## Given instruction
Copy out every line in which the string "true" occurs.

## Data provided

★ ★ ★ ★

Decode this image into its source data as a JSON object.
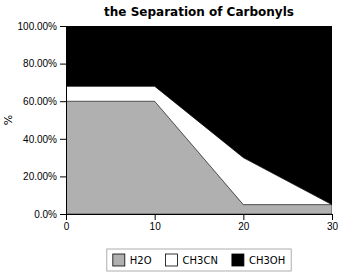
{
  "chart_data": {
    "type": "area",
    "title": "the Separation of Carbonyls",
    "ylabel": "%",
    "x": [
      0,
      10,
      20,
      30
    ],
    "xlim": [
      0,
      30
    ],
    "xticks": [
      0,
      10,
      20,
      30
    ],
    "ylim": [
      0,
      100
    ],
    "yticks": [
      {
        "value": 0,
        "label": "0.0%"
      },
      {
        "value": 20,
        "label": "20.00%"
      },
      {
        "value": 40,
        "label": "40.00%"
      },
      {
        "value": 60,
        "label": "60.00%"
      },
      {
        "value": 80,
        "label": "80.00%"
      },
      {
        "value": 100,
        "label": "100.00%"
      }
    ],
    "stacked": true,
    "grid": false,
    "legend": "bottom",
    "series": [
      {
        "name": "H2O",
        "color": "#b0b0b0",
        "values": [
          60,
          60,
          5,
          5
        ]
      },
      {
        "name": "CH3CN",
        "color": "#ffffff",
        "values": [
          8,
          8,
          25,
          0
        ]
      },
      {
        "name": "CH3OH",
        "color": "#000000",
        "values": [
          32,
          32,
          70,
          95
        ]
      }
    ]
  }
}
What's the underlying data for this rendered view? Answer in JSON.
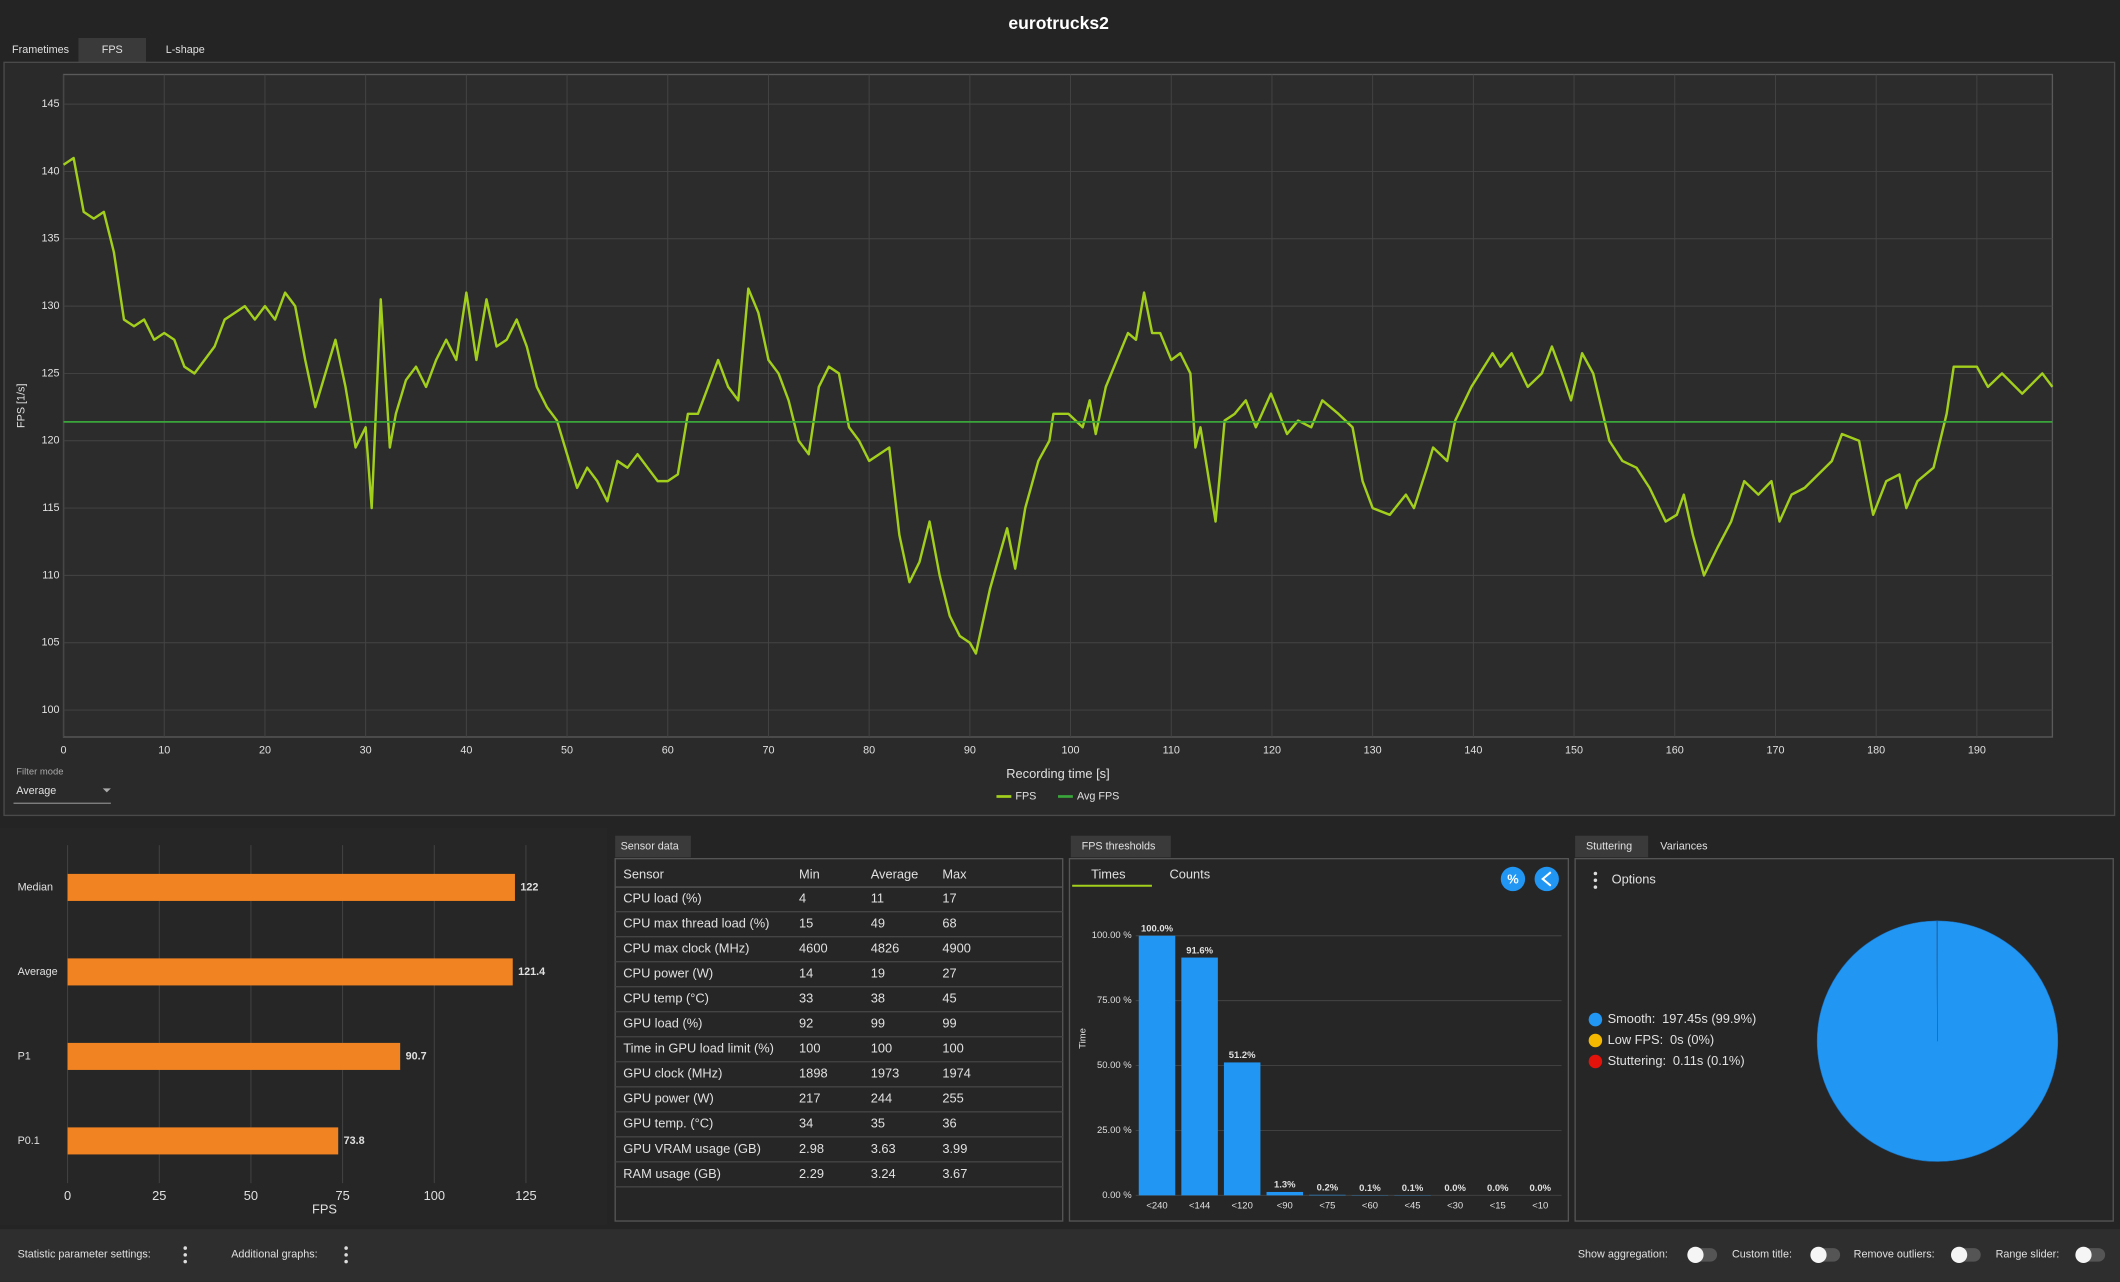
{
  "app": {
    "title": "eurotrucks2",
    "tabs": [
      "Frametimes",
      "FPS",
      "L-shape"
    ],
    "filter_label": "Filter mode",
    "filter_value": "Average",
    "panels": {
      "sensor": "Sensor data",
      "thresholds": "FPS thresholds",
      "stuttering": "Stuttering",
      "variances": "Variances",
      "options": "Options",
      "times": "Times",
      "counts": "Counts",
      "percent": "%"
    },
    "footer": [
      "Statistic parameter settings:",
      "Additional graphs:",
      "Show aggregation:",
      "Custom title:",
      "Remove outliers:",
      "Range slider:"
    ]
  },
  "chart_data": [
    {
      "type": "line",
      "xlabel": "Recording time [s]",
      "ylabel": "FPS [1/s]",
      "x": [
        0,
        1,
        2,
        3,
        4,
        5,
        6,
        7,
        8,
        9,
        10,
        11,
        12,
        13,
        14,
        15,
        16,
        17,
        18,
        19,
        20,
        21,
        22,
        23,
        24,
        25,
        26,
        27,
        28,
        29,
        30,
        30.6,
        31.5,
        32.4,
        33,
        34,
        35,
        36,
        37,
        38,
        39,
        40,
        41,
        42,
        43,
        44,
        45,
        46,
        47,
        48,
        49,
        50,
        51,
        52,
        53,
        54,
        55,
        56,
        57,
        58,
        59,
        60,
        61,
        62,
        63,
        64,
        65,
        66,
        67,
        68,
        69,
        70,
        71,
        72,
        73,
        74,
        75,
        76,
        77,
        78,
        79,
        80,
        81,
        82,
        83,
        84,
        85,
        86,
        87,
        88,
        89,
        90,
        90.6,
        92,
        93.7,
        94.5,
        95.5,
        96.8,
        97.9,
        98.3,
        99.8,
        101.2,
        101.9,
        102.5,
        103.5,
        104.6,
        105.7,
        106.5,
        107.3,
        108.1,
        108.9,
        110,
        110.9,
        111.9,
        112.4,
        112.9,
        114.4,
        115.3,
        116.3,
        117.4,
        118.4,
        119.9,
        121.5,
        122.6,
        123.9,
        125,
        126.6,
        128,
        129,
        130,
        131.7,
        133.3,
        134.1,
        135.4,
        136,
        137.4,
        138.2,
        139.8,
        141.9,
        142.7,
        143.8,
        145.4,
        146.8,
        147.8,
        148.8,
        149.7,
        150.8,
        151.9,
        153.5,
        154.8,
        156.2,
        157.5,
        159.1,
        160.2,
        160.9,
        161.8,
        162.9,
        164.2,
        165.6,
        166.9,
        168.3,
        169.6,
        170.4,
        171.6,
        172.9,
        175.6,
        176.6,
        178.3,
        179.7,
        181,
        182.3,
        183,
        184.1,
        185.7,
        187,
        187.7,
        190,
        191.1,
        192.5,
        194.5,
        196.5,
        197.5
      ],
      "series": [
        {
          "name": "FPS",
          "color": "#a2cf1c",
          "values": [
            140.5,
            141,
            137,
            136.5,
            137,
            134,
            129,
            128.5,
            129,
            127.5,
            128,
            127.5,
            125.5,
            125,
            126,
            127,
            129,
            129.5,
            130,
            129,
            130,
            129,
            131,
            130,
            126,
            122.5,
            125,
            127.5,
            124,
            119.5,
            121,
            115,
            130.5,
            119.5,
            122,
            124.5,
            125.5,
            124,
            126,
            127.5,
            126,
            131,
            126,
            130.5,
            127,
            127.5,
            129,
            127,
            124,
            122.5,
            121.5,
            119,
            116.5,
            118,
            117,
            115.5,
            118.5,
            118,
            119,
            118,
            117,
            117,
            117.5,
            122,
            122,
            124,
            126,
            124,
            123,
            131.3,
            129.5,
            126,
            125,
            123,
            120,
            119,
            124,
            125.5,
            125,
            121,
            120,
            118.5,
            119,
            119.5,
            113,
            109.5,
            111,
            114,
            110,
            107,
            105.5,
            105,
            104.2,
            109,
            113.5,
            110.5,
            115,
            118.5,
            120,
            122,
            122,
            121,
            123,
            120.5,
            124,
            126,
            128,
            127.5,
            131,
            128,
            128,
            126,
            126.5,
            125,
            119.5,
            121,
            114,
            121.5,
            122,
            123,
            121,
            123.5,
            120.5,
            121.5,
            121,
            123,
            122,
            121,
            117,
            115,
            114.5,
            116,
            115,
            118,
            119.5,
            118.5,
            121.5,
            124,
            126.5,
            125.5,
            126.5,
            124,
            125,
            127,
            125,
            123,
            126.5,
            125,
            120,
            118.5,
            118,
            116.5,
            114,
            114.5,
            116,
            113,
            110,
            112,
            114,
            117,
            116,
            117,
            114,
            116,
            116.5,
            118.5,
            120.5,
            120,
            114.5,
            117,
            117.5,
            115,
            117,
            118,
            122,
            125.5,
            125.5,
            124,
            125,
            123.5,
            125,
            124
          ]
        },
        {
          "name": "Avg FPS",
          "color": "#3aa53a",
          "value": 121.4
        }
      ],
      "xlim": [
        0,
        197.5
      ],
      "ylim": [
        98,
        147.2
      ],
      "xticks": [
        0,
        10,
        20,
        30,
        40,
        50,
        60,
        70,
        80,
        90,
        100,
        110,
        120,
        130,
        140,
        150,
        160,
        170,
        180,
        190
      ],
      "yticks": [
        100,
        105,
        110,
        115,
        120,
        125,
        130,
        135,
        140,
        145
      ],
      "grid": true,
      "legend": "bottom"
    },
    {
      "type": "hbar",
      "xlabel": "FPS",
      "categories": [
        "Median",
        "Average",
        "P1",
        "P0.1"
      ],
      "values": [
        122,
        121.4,
        90.7,
        73.8
      ],
      "color": "#f28322",
      "xlim": [
        0,
        125
      ],
      "xticks": [
        0,
        25,
        50,
        75,
        100,
        125
      ],
      "grid": true
    },
    {
      "type": "bar",
      "ylabel": "Time",
      "categories": [
        "<240",
        "<144",
        "<120",
        "<90",
        "<75",
        "<60",
        "<45",
        "<30",
        "<15",
        "<10"
      ],
      "values": [
        100,
        91.6,
        51.2,
        1.3,
        0.2,
        0.1,
        0.1,
        0,
        0,
        0
      ],
      "value_labels": [
        "100.0%",
        "91.6%",
        "51.2%",
        "1.3%",
        "0.2%",
        "0.1%",
        "0.1%",
        "0.0%",
        "0.0%",
        "0.0%"
      ],
      "color": "#2196f3",
      "ylim": [
        0,
        100
      ],
      "yticks": [
        {
          "value": 0,
          "label": "0.00 %"
        },
        {
          "value": 25,
          "label": "25.00 %"
        },
        {
          "value": 50,
          "label": "50.00 %"
        },
        {
          "value": 75,
          "label": "75.00 %"
        },
        {
          "value": 100,
          "label": "100.00 %"
        }
      ],
      "grid": true
    },
    {
      "type": "pie",
      "categories": [
        "Smooth:",
        "Low FPS:",
        "Stuttering:"
      ],
      "values": [
        99.9,
        0,
        0.1
      ],
      "value_labels": [
        "197.45s (99.9%)",
        "0s (0%)",
        "0.11s (0.1%)"
      ],
      "colors": [
        "#2196f3",
        "#f5b800",
        "#e3120b"
      ],
      "legend": "left"
    }
  ],
  "sensor_table": {
    "header": [
      "Sensor",
      "Min",
      "Average",
      "Max"
    ],
    "rows": [
      [
        "CPU load (%)",
        4,
        11,
        17
      ],
      [
        "CPU max thread load (%)",
        15,
        49,
        68
      ],
      [
        "CPU max clock (MHz)",
        4600,
        4826,
        4900
      ],
      [
        "CPU power (W)",
        14,
        19,
        27
      ],
      [
        "CPU temp (°C)",
        33,
        38,
        45
      ],
      [
        "GPU load (%)",
        92,
        99,
        99
      ],
      [
        "Time in GPU load limit (%)",
        100,
        100,
        100
      ],
      [
        "GPU clock (MHz)",
        1898,
        1973,
        1974
      ],
      [
        "GPU power (W)",
        217,
        244,
        255
      ],
      [
        "GPU temp. (°C)",
        34,
        35,
        36
      ],
      [
        "GPU VRAM usage (GB)",
        2.98,
        3.63,
        3.99
      ],
      [
        "RAM usage (GB)",
        2.29,
        3.24,
        3.67
      ]
    ]
  }
}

★ ★ ★ ★

## Answer
    "stacked": true,
      "grid": true,
      "grid": true
      "grid": true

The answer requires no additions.